EXERCISE TASK — Count every line in the data below where "ylabel" occurs, then state that number and nothing more.

::::

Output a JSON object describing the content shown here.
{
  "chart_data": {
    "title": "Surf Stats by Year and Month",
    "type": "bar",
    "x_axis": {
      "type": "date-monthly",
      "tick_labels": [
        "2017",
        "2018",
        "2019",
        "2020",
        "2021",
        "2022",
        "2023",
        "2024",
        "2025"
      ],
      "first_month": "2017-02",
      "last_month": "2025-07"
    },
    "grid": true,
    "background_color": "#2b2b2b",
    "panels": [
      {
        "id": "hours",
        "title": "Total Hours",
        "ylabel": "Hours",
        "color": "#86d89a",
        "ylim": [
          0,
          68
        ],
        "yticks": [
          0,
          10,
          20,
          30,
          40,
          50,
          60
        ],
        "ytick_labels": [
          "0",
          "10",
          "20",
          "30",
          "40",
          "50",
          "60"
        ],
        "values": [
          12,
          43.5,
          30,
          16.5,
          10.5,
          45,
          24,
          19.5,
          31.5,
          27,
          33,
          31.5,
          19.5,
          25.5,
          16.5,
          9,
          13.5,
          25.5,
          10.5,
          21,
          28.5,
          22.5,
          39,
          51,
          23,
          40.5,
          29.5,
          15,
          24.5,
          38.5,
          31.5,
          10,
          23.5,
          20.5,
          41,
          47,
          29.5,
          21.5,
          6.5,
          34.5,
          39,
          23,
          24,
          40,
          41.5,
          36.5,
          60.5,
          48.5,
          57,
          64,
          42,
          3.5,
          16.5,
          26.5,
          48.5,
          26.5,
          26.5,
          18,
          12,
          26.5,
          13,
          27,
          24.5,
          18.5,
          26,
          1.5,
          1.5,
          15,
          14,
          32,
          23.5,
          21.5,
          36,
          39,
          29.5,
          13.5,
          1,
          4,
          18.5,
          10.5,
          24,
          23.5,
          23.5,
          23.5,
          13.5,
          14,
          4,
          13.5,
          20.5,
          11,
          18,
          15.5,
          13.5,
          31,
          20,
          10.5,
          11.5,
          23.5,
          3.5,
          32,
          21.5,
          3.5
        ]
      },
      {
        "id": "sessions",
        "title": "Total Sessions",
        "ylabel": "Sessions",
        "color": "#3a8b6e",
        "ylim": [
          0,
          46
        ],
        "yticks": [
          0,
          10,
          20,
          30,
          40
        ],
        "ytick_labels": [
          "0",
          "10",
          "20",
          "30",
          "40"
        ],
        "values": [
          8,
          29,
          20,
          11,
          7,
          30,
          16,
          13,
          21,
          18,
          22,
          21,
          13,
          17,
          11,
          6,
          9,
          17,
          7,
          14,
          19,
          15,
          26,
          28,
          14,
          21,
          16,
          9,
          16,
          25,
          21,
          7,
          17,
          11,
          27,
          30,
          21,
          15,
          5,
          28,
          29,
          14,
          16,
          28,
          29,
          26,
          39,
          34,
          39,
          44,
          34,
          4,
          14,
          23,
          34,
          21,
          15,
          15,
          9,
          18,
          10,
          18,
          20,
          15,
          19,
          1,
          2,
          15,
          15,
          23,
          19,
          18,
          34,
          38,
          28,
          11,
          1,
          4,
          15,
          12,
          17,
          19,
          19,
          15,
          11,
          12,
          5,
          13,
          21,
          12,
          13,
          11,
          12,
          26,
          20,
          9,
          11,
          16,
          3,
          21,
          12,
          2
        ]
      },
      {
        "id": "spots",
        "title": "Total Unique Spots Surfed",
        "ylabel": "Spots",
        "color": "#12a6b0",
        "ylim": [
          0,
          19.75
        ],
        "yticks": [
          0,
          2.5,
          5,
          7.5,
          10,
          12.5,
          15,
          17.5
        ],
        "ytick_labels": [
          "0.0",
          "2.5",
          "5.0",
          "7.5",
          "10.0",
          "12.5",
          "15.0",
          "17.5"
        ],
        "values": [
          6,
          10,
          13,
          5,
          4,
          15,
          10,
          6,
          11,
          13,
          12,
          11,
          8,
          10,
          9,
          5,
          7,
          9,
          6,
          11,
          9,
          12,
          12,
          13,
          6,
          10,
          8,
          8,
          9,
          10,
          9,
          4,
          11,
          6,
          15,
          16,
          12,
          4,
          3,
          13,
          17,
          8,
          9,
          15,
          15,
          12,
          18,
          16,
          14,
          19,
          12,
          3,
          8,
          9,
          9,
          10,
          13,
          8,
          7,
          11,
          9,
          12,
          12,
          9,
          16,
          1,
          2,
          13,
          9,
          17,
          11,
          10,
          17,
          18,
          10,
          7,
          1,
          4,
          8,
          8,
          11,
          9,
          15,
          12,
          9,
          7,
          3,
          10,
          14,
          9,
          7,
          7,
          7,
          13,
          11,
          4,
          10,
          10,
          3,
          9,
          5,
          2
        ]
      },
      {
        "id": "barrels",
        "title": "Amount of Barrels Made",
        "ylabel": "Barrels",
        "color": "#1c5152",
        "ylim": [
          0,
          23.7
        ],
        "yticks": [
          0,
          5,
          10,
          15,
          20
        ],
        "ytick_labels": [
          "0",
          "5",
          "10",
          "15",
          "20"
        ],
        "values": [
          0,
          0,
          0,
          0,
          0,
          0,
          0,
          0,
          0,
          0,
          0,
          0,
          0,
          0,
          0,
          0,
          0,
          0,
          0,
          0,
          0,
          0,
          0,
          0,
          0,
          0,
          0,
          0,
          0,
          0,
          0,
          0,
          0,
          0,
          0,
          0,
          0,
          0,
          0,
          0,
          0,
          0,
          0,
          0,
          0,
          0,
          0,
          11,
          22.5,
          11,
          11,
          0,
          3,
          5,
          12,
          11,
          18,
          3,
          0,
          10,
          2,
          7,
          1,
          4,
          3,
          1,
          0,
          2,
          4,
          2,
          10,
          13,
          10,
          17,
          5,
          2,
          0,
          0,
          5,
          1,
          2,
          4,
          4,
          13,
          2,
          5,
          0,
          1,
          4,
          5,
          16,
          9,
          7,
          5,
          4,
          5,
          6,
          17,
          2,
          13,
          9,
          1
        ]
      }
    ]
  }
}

::::

ANSWER TO THE EXERCISE — 4